Confirmed: Kro 2 WILL be another Tesco

Article published: Monday, June 18th 2012

Rumours of plans to turn Oxford Road’s Kro 2 restaurant into a Tesco have been confirmed with the publishing of a licensing application on Manchester City Council’s website.

Demonstrators occupied the site in March in protest against the "corporate takeover" of Manchester

Previous rumours that the site was to be converted to a Tesco sparked a sit-in and demonstration on 19 March outside the disused Oxford Road restaurant in protest against the “corporate takeover” of the city centre by major developers.

Six people who occupied the site were arrested by Greater Manchester Police on “suspicion of criminal damage”, and were later released without charge.

A number of supermarkets already exist along  Oxford Road, including another Tesco on the site of the former nightclub Jilly’s Rockworld, and independent retailers have voiced concern over the growing impact of corporate chains in the area.

Ursula Gothard, a member the 8th day co-operatively-run ethical food shop and cafe on Oxford Road, told Mule her letter of objection had garnered 480 signatures before she handed it into the council’s offices.

Gothard argued the supermarket development would have effect of both “squeezing independent companies” and homogenising the high street for shoppers.

“With the supermarkets’ massive buying power smaller business can’t compete and won’t survive, and this minimises people’s choice. There’s no point having Mary Portas and ‘save the high street’ if these corporations are allowed to build directly next to the smaller establishments”, she said.

There is also concern that with a 6:00am – 23:00pm alcohol license, the Tesco store would cause alcohol-related problems in the area.

As part of the campaign, Gothard has spoken to both Manchester University and Manchester Metropolitan University representatives, who agree that a further establishment with this type of licensing could pose major problems for Oxford Road. She explained they too have expressed concerns to the council, highlighting late alcohol licensing as a main objection to the build.

“There is already a serious ongoing problem with anti-social behaviour, along the Oxford Road Corridor. A further establishment with this type of licensing will only amplify this”, said Gothard.

The application is the latest of a series of supermarkets which are planned to go ahead in the area. The council and property firm Ask Developments, who are landlords for the Oxford Road site, are already in talks for a further 70,000 square ft supermarket as part their investment plans for the First Street area to the west of Oxford Road.

Under the proposals the Corner House cinema and the Library Theatre will also both be relocated to First Street, and away from Oxford Road.

Manchester City Council and Ask Developments declined to comment.

Jenny Forrest

Earlier coverage: Solidarity demo held as six Kro 2 occupiers arrested; and Reclaiming whose city?

More: Council, Local economy, Manchester, News


  1. The story says that we declined to comment. This isn’t something Manchester City Council does, unless our hands are tied legally or it is something that really has nothing to do with us.

    We don’t, however, have any record of you asking a question, which does make it rather difficult for us to comment.

Listings of boxed layout items:
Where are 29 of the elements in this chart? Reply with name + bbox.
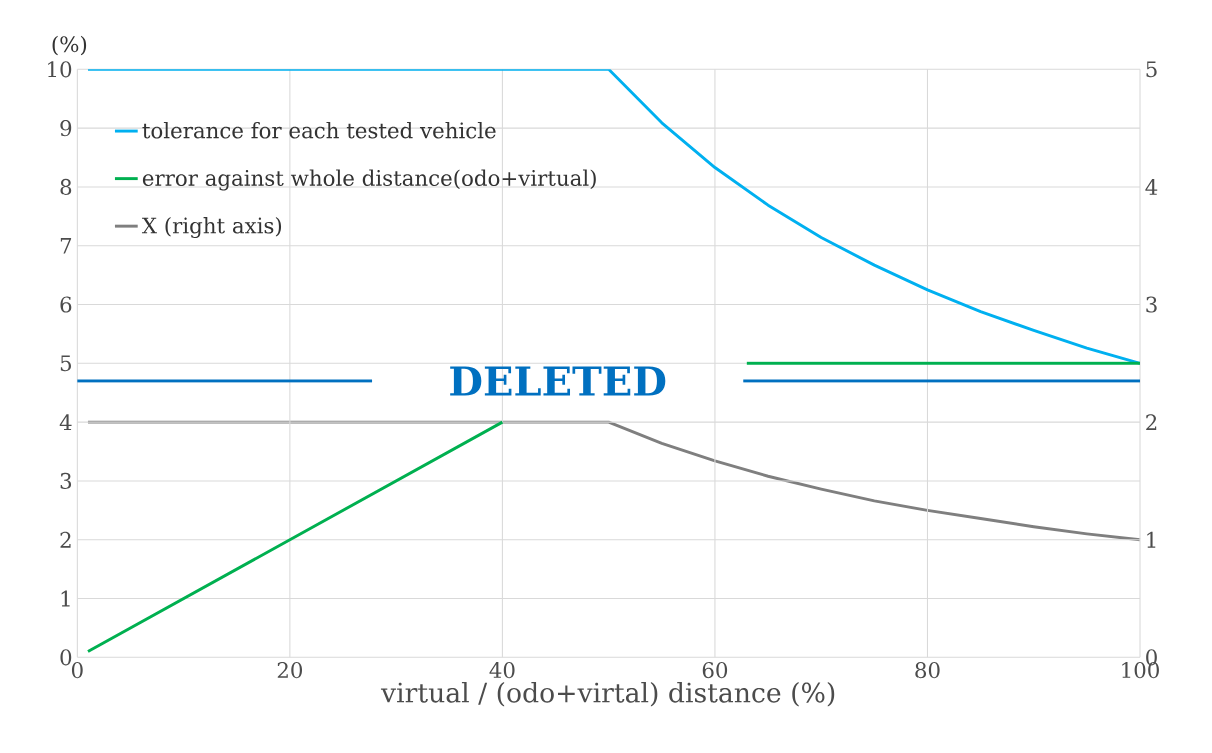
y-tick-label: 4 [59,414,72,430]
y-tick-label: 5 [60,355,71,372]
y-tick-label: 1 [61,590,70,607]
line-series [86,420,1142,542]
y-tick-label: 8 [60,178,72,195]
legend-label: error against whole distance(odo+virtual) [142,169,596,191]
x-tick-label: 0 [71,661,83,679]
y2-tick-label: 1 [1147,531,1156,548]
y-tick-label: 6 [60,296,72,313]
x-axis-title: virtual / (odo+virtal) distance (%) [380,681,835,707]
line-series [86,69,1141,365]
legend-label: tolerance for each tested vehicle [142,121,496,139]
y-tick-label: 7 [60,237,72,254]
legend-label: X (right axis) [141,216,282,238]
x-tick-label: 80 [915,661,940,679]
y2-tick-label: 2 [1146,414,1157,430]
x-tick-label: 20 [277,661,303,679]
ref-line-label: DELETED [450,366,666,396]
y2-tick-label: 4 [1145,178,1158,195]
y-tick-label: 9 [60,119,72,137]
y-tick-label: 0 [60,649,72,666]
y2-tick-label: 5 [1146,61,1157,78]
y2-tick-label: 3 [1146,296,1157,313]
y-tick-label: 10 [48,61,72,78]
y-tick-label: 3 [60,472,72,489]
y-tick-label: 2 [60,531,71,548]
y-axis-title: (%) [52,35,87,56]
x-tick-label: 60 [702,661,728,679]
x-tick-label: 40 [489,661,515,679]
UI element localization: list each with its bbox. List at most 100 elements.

__Tasks to complete__.
a) According to the article on the Kro 2 Tesco, how many signatures did Ursula Gothard's letter of objection gather?
b) Extend the article on the Kro 2 Tesco, picking up right after its last line.

__Responses to the exercise__.
a) 480 signatures

b)
    In general terms, when granting licenses the councillors on the committee are carrying out (to use a rather overused phrase) a quasi-judicial function and their decisions have abide by the Licensing Act 2003. Representations can be made by either one of the seven “responsible authorities” (for eg the police and fire services) or by “interested parties”. Interested parties are local residents or residents’ associations, local businesses and trade groups and anyone else who may be affected by the proposed license.

    There’s more information on our website at

    For a site like this, a supermarket wouldn’t require planning permission as it already has what’s called “A3” retail classification and planning permission isn’t required to for a change of use from a bar to a shop.

    Smyth Harper
    Head of News
    Manchester City Council

    Comment by Smyth Harper on June 19, 2012 at 2:33 pm
  2. ‘Ursula Gothard, a member the 8th day co-operatively-run ethical food shop and cafe on Oxford Road’

    A member?

    Does that mean part owner?

    Does she live off the profits from selling this ‘ethical’ food?

    Comment by pete on June 20, 2012 at 11:53 am
  3. Surely it is better to ‘live off’ the profits of selling food that is sourced fairly, sustainably and ethically, than to profit from selling products that are produced in a manner which is either cruel to an animal, or bought from a farmer at a price so low he cannot make a living from it?

    Comment by Jenny on June 20, 2012 at 1:50 pm
  4. Why has Manchester City Council decided that a Tesco Metro has A3 classification. On looking at

    Retail establishments are classed as A1 not A3, however each planning authority can make its own decisions. Another stunning example of Manchester City Council bending the rules for the likes of Tesco!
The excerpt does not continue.